**SUPPLIED RECORDS**:
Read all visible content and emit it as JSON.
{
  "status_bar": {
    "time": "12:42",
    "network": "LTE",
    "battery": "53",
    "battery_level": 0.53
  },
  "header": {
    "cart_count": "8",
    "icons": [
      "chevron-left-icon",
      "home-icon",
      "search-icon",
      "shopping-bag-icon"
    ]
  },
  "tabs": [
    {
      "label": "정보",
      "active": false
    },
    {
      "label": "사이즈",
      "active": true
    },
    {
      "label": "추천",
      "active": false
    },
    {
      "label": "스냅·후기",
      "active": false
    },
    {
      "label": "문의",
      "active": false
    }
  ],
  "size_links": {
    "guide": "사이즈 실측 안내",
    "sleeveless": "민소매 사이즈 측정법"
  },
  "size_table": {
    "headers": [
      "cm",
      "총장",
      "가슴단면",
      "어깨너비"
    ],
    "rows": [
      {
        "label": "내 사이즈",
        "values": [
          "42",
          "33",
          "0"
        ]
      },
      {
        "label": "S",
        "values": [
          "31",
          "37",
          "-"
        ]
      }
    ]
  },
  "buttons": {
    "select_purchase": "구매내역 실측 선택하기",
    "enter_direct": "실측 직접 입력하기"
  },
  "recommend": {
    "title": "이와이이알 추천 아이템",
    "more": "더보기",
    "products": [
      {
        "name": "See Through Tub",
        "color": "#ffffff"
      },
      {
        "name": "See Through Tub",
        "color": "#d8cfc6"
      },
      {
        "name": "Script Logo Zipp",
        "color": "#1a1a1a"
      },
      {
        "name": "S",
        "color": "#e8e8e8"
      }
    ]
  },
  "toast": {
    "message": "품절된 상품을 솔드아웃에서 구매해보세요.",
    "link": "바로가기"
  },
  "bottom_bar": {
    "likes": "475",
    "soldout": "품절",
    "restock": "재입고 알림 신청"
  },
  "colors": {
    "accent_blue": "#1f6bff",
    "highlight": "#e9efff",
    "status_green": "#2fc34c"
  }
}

**REQUEST**: Repeat all of the records above exactly as they appear.

**OUTPUT**:
Read all visible content and emit it as JSON.
{
  "status_bar": {
    "time": "12:42",
    "network": "LTE",
    "battery": "53",
    "battery_level": 0.53
  },
  "header": {
    "cart_count": "8",
    "icons": [
      "chevron-left-icon",
      "home-icon",
      "search-icon",
      "shopping-bag-icon"
    ]
  },
  "tabs": [
    {
      "label": "정보",
      "active": false
    },
    {
      "label": "사이즈",
      "active": true
    },
    {
      "label": "추천",
      "active": false
    },
    {
      "label": "스냅·후기",
      "active": false
    },
    {
      "label": "문의",
      "active": false
    }
  ],
  "size_links": {
    "guide": "사이즈 실측 안내",
    "sleeveless": "민소매 사이즈 측정법"
  },
  "size_table": {
    "headers": [
      "cm",
      "총장",
      "가슴단면",
      "어깨너비"
    ],
    "rows": [
      {
        "label": "내 사이즈",
        "values": [
          "42",
          "33",
          "0"
        ]
      },
      {
        "label": "S",
        "values": [
          "31",
          "37",
          "-"
        ]
      }
    ]
  },
  "buttons": {
    "select_purchase": "구매내역 실측 선택하기",
    "enter_direct": "실측 직접 입력하기"
  },
  "recommend": {
    "title": "이와이이알 추천 아이템",
    "more": "더보기",
    "products": [
      {
        "name": "See Through Tub",
        "color": "#ffffff"
      },
      {
        "name": "See Through Tub",
        "color": "#d8cfc6"
      },
      {
        "name": "Script Logo Zipp",
        "color": "#1a1a1a"
      },
      {
        "name": "S",
        "color": "#e8e8e8"
      }
    ]
  },
  "toast": {
    "message": "품절된 상품을 솔드아웃에서 구매해보세요.",
    "link": "바로가기"
  },
  "bottom_bar": {
    "likes": "475",
    "soldout": "품절",
    "restock": "재입고 알림 신청"
  },
  "colors": {
    "accent_blue": "#1f6bff",
    "highlight": "#e9efff",
    "status_green": "#2fc34c"
  }
}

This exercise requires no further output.